# [Task]
Look through the listing below and work out how many of its lines hold the word "Check". Give only the number.

# [Data supplied]
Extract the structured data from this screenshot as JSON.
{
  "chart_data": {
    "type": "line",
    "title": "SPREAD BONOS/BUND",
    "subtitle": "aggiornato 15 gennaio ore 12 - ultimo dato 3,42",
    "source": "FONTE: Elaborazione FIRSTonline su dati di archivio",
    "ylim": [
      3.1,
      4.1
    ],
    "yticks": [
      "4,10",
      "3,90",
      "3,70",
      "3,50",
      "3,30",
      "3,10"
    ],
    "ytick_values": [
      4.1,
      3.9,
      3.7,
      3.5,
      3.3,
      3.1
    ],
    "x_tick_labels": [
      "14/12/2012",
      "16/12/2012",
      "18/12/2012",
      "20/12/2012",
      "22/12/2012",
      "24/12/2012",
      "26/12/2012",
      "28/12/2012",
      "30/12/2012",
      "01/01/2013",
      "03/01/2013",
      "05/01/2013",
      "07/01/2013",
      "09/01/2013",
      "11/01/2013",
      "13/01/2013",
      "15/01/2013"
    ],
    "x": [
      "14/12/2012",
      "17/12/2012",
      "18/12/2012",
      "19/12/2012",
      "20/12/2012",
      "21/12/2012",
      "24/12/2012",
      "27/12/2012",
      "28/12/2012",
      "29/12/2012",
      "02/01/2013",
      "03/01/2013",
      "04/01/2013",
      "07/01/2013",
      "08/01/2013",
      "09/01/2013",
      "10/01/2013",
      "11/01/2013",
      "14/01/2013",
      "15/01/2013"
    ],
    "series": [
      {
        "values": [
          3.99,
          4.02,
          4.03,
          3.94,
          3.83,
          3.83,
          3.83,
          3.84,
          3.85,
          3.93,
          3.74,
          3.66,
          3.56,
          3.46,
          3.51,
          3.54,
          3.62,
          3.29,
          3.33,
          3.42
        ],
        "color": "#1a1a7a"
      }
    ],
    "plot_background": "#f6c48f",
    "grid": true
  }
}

...

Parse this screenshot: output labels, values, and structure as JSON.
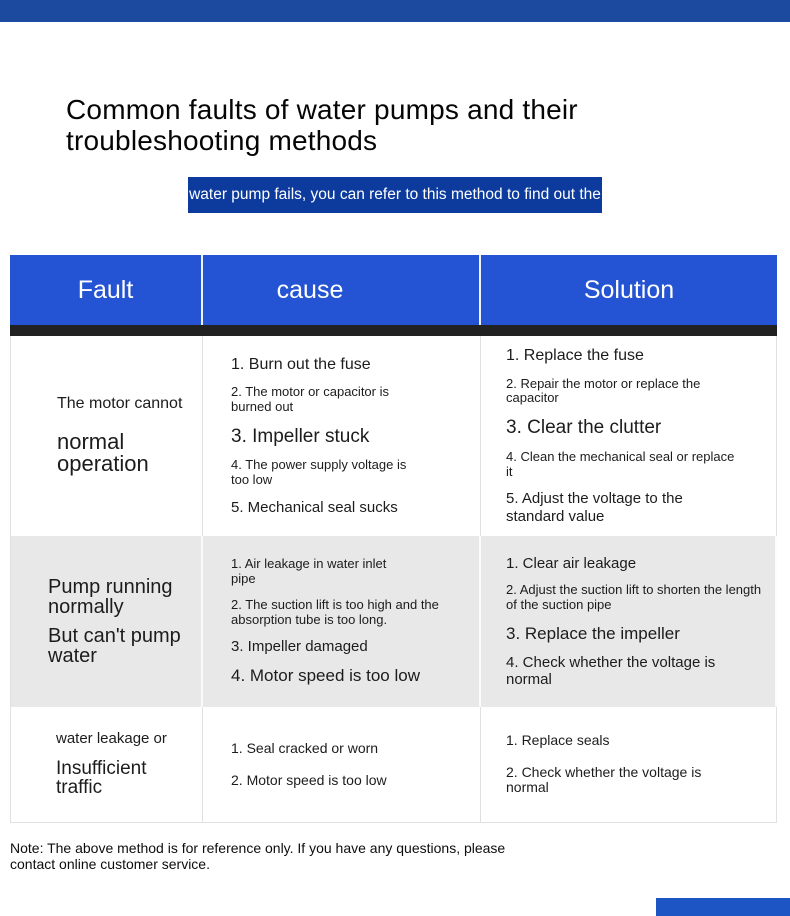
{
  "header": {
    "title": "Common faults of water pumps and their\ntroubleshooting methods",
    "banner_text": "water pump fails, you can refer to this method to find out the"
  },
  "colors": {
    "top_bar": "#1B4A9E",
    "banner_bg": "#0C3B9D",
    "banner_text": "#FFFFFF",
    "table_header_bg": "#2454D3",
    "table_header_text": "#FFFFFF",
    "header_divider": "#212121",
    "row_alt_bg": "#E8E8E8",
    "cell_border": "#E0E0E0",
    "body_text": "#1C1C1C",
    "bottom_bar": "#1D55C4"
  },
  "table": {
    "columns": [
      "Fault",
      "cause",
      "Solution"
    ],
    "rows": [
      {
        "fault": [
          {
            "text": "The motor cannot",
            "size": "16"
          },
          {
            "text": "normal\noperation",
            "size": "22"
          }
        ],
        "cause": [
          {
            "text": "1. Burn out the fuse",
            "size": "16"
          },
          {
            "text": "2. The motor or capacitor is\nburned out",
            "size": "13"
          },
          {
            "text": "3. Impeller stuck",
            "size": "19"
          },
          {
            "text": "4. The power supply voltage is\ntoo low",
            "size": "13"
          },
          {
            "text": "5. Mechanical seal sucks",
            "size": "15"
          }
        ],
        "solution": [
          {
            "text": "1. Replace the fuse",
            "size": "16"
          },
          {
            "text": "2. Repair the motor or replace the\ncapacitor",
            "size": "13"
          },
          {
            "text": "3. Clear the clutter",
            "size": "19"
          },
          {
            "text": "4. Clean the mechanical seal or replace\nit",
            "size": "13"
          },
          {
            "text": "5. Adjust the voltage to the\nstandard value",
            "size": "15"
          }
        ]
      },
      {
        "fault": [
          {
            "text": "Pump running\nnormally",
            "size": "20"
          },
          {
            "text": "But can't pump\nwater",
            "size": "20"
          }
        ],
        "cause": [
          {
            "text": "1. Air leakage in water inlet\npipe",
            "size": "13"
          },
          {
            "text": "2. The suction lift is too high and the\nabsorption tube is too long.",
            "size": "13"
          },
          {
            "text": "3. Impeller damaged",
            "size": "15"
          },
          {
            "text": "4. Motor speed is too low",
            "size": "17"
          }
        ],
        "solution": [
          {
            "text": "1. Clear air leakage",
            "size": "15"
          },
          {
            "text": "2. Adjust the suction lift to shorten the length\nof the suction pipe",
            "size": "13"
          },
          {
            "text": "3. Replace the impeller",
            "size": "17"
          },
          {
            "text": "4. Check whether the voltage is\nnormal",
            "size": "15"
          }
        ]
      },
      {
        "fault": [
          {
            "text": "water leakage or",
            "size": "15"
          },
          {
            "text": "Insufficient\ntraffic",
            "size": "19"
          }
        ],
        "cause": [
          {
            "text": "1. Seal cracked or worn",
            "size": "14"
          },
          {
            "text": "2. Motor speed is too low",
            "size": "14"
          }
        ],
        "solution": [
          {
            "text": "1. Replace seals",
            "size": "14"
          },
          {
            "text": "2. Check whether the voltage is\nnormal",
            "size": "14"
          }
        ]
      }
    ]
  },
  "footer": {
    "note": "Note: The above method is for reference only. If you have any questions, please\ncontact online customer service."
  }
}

# [Finished task]
2